BEGIN

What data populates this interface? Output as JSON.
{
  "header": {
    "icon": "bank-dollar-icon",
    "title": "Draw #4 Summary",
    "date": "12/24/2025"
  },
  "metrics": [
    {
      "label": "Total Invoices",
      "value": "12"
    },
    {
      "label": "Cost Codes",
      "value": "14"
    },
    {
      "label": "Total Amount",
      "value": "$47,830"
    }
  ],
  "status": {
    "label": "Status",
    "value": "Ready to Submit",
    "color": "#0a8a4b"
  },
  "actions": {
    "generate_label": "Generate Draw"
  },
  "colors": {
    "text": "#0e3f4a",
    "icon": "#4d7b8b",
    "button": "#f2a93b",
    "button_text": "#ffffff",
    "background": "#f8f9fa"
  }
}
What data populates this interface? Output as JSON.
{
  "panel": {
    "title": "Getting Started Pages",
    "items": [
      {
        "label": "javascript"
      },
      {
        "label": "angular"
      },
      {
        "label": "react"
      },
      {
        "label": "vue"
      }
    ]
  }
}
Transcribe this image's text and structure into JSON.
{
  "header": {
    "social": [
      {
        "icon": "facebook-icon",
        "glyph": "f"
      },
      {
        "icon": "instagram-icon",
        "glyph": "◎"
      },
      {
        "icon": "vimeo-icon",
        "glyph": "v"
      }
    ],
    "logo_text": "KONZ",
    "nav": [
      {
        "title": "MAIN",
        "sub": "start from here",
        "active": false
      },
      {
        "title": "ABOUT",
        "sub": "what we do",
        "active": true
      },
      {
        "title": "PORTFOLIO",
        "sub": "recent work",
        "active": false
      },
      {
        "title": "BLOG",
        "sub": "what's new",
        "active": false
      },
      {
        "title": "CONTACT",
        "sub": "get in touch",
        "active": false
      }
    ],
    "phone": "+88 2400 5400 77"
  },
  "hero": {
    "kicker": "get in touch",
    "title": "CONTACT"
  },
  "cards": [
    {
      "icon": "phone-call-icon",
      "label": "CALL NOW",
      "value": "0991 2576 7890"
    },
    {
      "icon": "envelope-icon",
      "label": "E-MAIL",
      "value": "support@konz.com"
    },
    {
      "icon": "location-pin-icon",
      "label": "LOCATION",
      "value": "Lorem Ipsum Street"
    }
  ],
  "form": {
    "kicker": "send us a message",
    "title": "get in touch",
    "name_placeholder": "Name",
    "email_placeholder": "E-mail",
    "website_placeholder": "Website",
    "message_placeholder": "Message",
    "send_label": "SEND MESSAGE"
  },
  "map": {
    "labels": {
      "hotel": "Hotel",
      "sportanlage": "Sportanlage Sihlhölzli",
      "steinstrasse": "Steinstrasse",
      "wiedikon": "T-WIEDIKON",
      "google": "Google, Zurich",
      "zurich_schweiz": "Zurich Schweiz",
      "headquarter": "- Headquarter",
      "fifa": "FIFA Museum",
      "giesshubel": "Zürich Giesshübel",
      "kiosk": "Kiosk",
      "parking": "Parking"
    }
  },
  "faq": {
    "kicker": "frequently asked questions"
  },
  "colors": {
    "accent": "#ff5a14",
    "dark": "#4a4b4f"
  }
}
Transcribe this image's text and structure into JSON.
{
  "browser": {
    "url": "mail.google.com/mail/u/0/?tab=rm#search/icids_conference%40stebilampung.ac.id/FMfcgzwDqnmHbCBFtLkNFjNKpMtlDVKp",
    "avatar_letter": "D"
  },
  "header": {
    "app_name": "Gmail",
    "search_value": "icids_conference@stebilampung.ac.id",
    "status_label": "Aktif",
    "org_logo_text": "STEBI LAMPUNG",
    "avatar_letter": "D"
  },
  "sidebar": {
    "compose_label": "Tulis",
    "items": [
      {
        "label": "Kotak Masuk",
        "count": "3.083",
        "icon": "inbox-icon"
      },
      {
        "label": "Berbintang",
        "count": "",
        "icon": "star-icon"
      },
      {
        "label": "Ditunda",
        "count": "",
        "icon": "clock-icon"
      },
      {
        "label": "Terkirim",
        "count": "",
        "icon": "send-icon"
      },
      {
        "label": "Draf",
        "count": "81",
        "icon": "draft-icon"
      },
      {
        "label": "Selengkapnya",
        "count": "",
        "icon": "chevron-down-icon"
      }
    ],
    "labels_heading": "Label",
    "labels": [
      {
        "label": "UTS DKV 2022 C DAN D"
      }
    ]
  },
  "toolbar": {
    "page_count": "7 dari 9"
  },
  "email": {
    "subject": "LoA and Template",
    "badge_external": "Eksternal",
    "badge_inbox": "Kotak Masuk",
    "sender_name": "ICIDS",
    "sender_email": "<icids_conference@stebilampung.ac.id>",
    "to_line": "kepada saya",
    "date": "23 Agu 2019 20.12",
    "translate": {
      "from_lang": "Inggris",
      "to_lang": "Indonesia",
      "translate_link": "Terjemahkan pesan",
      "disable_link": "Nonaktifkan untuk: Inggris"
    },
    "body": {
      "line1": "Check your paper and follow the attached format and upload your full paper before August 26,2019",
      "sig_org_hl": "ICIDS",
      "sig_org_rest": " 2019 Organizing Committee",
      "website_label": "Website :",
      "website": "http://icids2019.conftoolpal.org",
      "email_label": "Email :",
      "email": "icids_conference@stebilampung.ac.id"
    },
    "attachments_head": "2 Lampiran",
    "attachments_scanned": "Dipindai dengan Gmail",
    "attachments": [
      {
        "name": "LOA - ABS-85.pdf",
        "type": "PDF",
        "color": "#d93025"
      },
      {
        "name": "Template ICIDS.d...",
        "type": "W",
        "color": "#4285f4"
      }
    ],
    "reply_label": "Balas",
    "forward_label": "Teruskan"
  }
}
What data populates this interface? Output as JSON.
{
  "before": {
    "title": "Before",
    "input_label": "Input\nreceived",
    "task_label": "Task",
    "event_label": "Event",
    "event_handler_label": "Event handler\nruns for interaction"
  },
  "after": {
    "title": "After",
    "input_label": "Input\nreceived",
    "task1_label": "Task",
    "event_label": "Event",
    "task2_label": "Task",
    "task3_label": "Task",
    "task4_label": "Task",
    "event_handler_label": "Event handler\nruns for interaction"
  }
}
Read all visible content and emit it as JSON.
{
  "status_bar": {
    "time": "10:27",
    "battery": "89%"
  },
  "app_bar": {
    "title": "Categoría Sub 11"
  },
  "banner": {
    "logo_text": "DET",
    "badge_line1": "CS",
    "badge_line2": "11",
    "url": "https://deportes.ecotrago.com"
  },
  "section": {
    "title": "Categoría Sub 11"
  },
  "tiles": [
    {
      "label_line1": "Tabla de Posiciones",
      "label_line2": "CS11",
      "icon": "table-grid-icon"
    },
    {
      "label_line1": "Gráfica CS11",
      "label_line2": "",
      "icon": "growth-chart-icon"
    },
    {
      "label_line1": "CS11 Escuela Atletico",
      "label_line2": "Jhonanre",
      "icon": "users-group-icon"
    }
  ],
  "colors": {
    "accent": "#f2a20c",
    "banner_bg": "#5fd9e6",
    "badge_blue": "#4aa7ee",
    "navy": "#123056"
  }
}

END

**WHAT YOU NEED TO DO**
In the entries above, find every line with the word "phone" and list it.

**ANSWER BELOW**
    "phone": "+88 2400 5400 77"
      "icon": "phone-call-icon",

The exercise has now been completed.